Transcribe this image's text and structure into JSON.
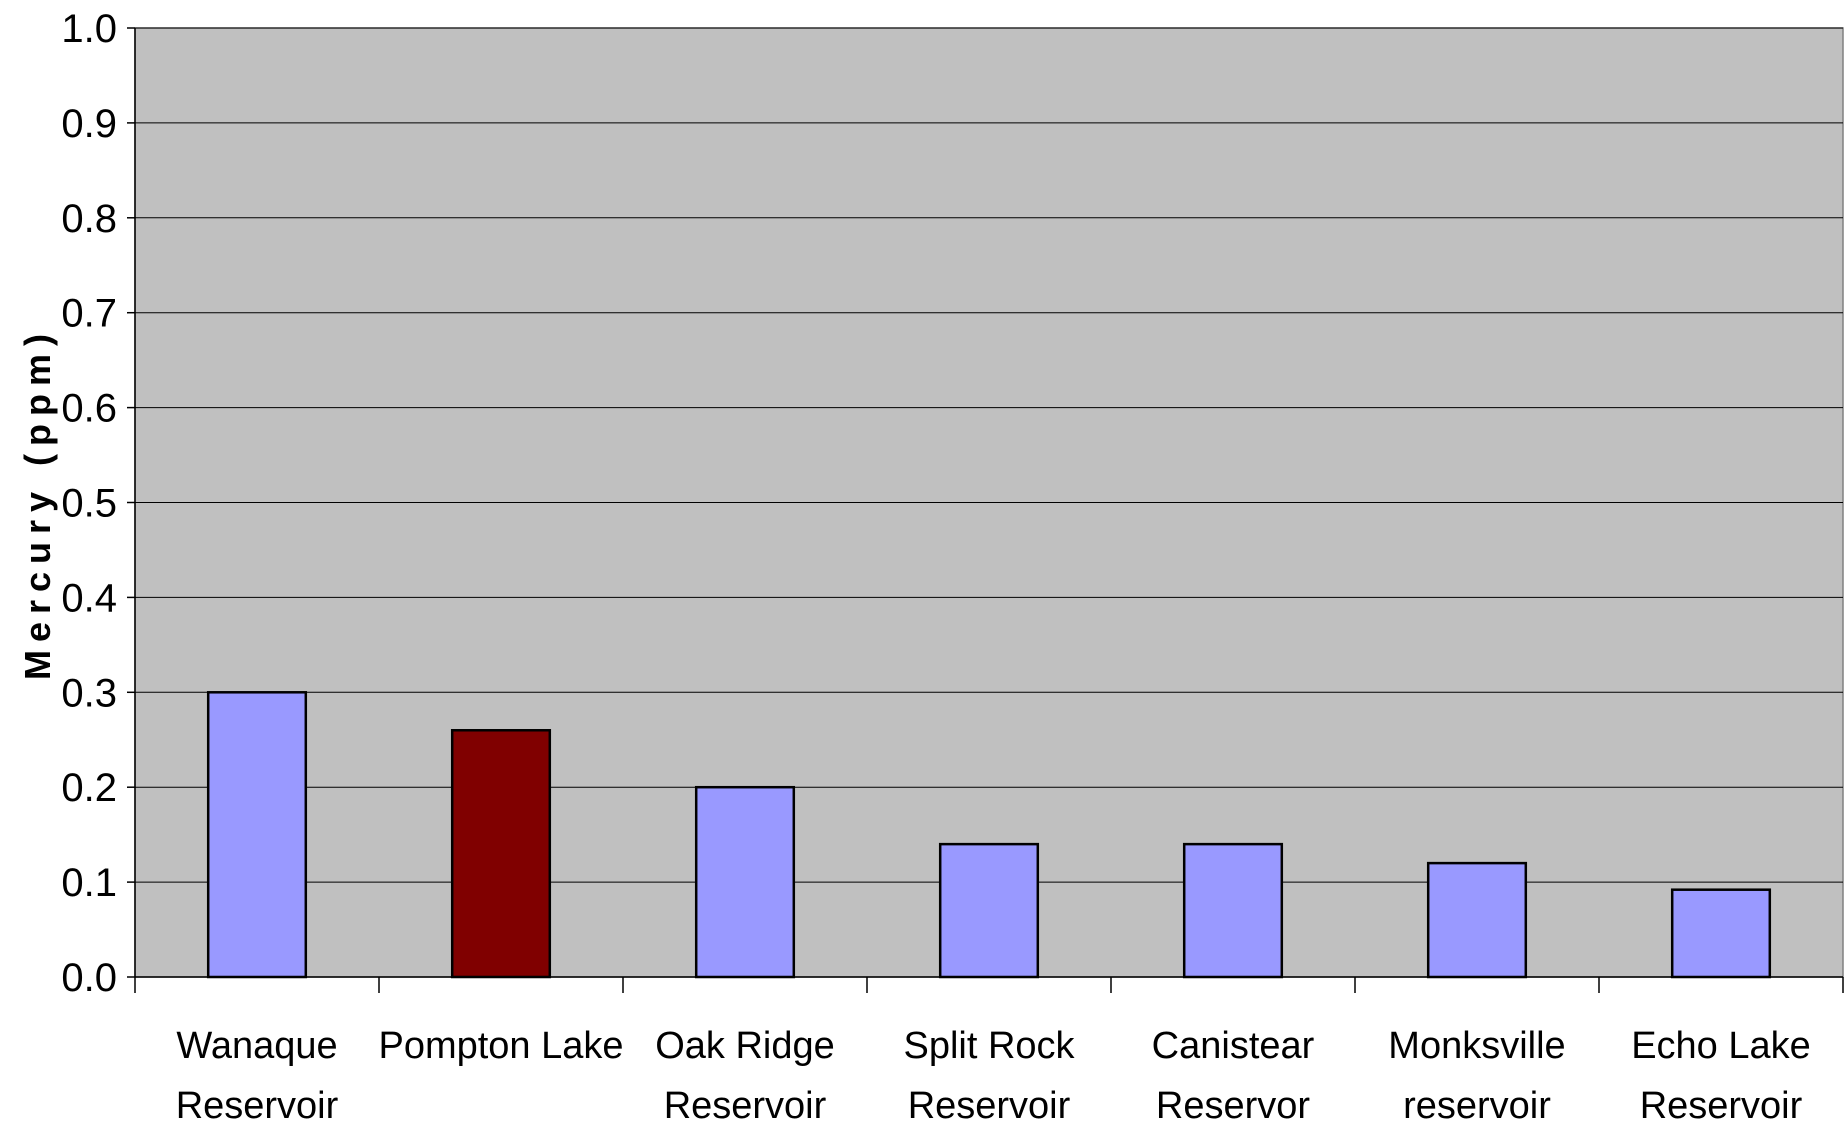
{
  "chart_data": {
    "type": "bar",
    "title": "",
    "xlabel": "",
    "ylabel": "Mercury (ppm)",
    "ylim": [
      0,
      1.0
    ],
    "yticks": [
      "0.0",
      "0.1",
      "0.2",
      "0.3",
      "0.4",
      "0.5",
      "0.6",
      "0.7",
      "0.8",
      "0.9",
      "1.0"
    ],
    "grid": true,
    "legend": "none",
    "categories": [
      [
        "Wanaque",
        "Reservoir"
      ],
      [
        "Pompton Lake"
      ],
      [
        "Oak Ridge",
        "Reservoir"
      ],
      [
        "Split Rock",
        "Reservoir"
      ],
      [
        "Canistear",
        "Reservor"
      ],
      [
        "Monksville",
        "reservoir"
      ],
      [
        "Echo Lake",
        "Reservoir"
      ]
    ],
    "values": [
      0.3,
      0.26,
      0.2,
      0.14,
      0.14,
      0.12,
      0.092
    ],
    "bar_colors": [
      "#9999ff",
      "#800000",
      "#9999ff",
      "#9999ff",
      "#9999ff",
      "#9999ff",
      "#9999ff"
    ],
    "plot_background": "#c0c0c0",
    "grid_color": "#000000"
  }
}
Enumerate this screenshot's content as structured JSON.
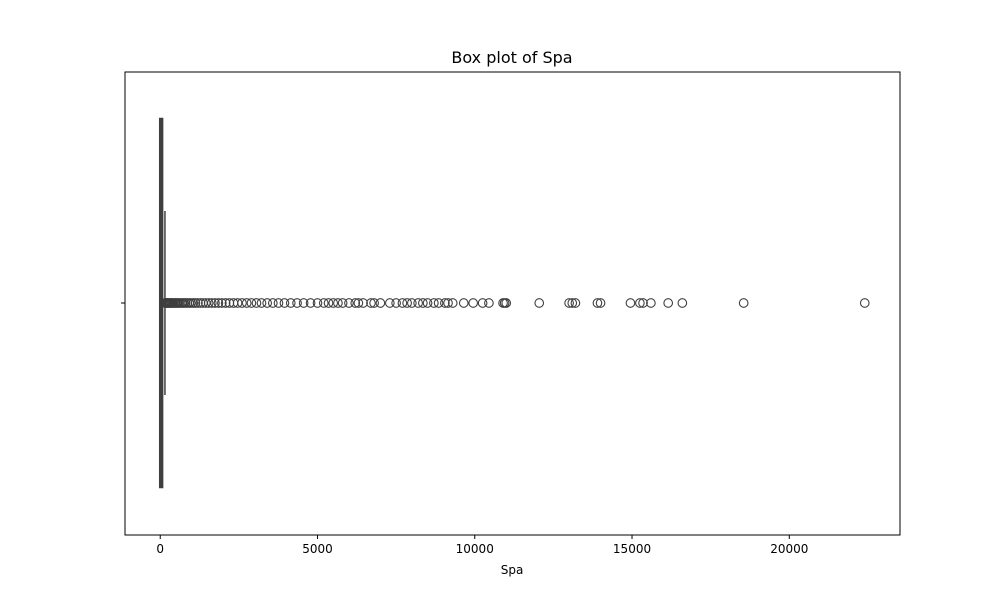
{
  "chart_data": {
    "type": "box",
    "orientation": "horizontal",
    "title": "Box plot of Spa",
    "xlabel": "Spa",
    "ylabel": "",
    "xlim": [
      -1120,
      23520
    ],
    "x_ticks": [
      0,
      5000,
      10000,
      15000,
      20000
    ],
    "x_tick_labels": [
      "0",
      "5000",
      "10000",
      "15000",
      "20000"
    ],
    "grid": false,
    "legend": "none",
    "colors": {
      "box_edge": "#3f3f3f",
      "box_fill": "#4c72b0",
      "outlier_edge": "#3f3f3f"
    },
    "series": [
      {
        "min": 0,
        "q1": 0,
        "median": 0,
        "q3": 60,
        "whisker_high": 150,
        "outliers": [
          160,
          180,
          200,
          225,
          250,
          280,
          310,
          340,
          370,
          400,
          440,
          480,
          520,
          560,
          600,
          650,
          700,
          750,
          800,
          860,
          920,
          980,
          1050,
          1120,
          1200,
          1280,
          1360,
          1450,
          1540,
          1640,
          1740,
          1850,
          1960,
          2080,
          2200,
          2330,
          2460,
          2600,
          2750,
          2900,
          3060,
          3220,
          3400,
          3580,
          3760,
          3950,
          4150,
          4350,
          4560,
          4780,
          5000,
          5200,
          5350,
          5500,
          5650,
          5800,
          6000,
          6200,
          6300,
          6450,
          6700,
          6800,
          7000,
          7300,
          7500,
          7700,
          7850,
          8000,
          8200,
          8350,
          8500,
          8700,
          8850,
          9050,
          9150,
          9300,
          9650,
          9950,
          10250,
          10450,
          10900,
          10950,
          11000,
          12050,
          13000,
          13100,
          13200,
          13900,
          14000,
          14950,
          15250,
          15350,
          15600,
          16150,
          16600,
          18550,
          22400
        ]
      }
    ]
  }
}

══════

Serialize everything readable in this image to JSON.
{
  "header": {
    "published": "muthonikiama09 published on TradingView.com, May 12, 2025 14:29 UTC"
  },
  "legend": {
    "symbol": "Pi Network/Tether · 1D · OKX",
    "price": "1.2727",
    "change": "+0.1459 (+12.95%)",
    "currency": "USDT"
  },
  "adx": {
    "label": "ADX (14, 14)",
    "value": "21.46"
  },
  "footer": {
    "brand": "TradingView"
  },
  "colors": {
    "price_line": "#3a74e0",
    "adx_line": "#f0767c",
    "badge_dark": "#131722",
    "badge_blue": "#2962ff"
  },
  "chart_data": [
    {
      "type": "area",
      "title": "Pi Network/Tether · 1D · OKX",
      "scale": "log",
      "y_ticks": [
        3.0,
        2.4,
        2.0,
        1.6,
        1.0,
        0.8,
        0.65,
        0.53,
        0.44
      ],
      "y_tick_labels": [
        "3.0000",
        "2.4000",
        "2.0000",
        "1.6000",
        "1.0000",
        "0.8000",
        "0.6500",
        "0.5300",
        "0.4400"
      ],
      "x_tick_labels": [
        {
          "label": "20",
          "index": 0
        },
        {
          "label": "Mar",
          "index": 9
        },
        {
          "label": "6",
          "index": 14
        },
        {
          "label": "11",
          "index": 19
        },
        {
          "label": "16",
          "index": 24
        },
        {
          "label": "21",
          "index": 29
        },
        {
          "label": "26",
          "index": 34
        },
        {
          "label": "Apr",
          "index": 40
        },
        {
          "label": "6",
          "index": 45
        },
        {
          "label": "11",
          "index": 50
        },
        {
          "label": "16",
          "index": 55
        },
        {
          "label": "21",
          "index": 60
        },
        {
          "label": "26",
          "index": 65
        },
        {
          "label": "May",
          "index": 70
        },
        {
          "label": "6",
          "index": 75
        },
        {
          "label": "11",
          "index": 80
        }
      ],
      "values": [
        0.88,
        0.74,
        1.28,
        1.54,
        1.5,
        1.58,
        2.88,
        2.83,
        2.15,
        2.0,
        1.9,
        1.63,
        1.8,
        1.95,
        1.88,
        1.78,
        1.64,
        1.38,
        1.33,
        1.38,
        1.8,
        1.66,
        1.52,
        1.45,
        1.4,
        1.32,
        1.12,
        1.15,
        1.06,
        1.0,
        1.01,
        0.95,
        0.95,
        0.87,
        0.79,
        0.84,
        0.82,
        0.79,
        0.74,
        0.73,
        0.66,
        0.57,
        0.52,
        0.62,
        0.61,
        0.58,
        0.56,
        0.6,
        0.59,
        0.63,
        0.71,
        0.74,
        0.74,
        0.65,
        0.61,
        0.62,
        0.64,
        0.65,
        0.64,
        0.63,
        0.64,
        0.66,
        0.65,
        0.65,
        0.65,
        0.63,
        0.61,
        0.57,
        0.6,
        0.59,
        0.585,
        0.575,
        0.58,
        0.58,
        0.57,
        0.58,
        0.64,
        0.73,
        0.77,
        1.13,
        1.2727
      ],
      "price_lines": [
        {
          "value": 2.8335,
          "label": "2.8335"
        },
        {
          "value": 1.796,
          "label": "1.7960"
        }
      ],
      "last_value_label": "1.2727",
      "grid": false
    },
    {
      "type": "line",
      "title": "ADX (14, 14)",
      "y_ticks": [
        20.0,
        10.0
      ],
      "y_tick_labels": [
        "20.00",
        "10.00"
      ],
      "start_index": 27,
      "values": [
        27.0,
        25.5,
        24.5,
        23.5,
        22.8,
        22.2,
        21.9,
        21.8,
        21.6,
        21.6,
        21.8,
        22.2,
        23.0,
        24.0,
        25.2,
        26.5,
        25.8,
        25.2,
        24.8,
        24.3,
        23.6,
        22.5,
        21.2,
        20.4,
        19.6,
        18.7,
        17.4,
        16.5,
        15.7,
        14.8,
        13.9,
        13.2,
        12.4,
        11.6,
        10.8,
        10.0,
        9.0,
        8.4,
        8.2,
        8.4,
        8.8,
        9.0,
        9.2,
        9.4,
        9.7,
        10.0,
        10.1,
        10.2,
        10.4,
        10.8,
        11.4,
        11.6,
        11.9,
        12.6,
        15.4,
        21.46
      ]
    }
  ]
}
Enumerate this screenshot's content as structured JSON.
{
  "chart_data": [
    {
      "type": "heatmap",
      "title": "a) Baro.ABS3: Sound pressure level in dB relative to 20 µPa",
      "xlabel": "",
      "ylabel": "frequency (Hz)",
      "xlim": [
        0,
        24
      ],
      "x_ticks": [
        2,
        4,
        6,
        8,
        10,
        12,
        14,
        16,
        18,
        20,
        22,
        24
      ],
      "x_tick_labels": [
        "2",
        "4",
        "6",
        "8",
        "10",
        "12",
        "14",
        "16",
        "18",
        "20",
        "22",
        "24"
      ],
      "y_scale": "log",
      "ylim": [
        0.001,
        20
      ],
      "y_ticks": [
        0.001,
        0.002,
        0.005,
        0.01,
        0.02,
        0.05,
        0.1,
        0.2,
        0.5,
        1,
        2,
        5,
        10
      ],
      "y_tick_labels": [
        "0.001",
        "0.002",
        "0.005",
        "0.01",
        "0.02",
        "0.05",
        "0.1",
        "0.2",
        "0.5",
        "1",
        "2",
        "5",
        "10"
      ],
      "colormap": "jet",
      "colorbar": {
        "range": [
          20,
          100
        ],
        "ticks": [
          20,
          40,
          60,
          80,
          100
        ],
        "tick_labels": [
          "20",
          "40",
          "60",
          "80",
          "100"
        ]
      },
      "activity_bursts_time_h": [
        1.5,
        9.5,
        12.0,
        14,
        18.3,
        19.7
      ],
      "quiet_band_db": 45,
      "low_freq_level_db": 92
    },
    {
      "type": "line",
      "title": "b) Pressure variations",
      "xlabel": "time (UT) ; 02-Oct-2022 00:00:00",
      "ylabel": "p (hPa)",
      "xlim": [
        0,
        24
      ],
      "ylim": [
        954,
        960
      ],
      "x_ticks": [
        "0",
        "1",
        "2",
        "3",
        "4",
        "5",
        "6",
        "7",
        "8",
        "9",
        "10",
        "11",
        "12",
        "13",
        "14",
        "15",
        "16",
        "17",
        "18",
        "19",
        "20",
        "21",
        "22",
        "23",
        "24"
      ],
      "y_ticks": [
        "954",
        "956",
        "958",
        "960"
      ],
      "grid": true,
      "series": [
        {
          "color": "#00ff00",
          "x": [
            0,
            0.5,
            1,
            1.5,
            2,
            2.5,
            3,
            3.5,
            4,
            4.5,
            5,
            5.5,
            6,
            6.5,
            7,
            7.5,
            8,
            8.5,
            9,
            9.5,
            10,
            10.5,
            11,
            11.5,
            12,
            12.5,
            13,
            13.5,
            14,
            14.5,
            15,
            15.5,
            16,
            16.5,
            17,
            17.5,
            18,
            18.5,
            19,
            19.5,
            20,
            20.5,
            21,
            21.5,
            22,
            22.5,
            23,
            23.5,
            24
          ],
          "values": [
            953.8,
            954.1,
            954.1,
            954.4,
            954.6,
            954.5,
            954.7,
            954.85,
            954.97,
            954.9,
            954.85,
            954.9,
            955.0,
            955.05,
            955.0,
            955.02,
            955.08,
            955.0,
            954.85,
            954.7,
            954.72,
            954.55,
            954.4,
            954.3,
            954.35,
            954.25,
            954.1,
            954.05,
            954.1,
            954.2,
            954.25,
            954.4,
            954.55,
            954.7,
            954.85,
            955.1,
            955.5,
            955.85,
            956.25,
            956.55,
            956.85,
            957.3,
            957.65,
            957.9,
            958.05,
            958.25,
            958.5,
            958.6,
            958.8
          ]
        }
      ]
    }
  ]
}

══════

**Problem to solve:** From the entries above, copy out every line where the string "Network" appears.

**Written solution:**
    "symbol": "Pi Network/Tether · 1D · OKX",
      "title": "Pi Network/Tether · 1D · OKX",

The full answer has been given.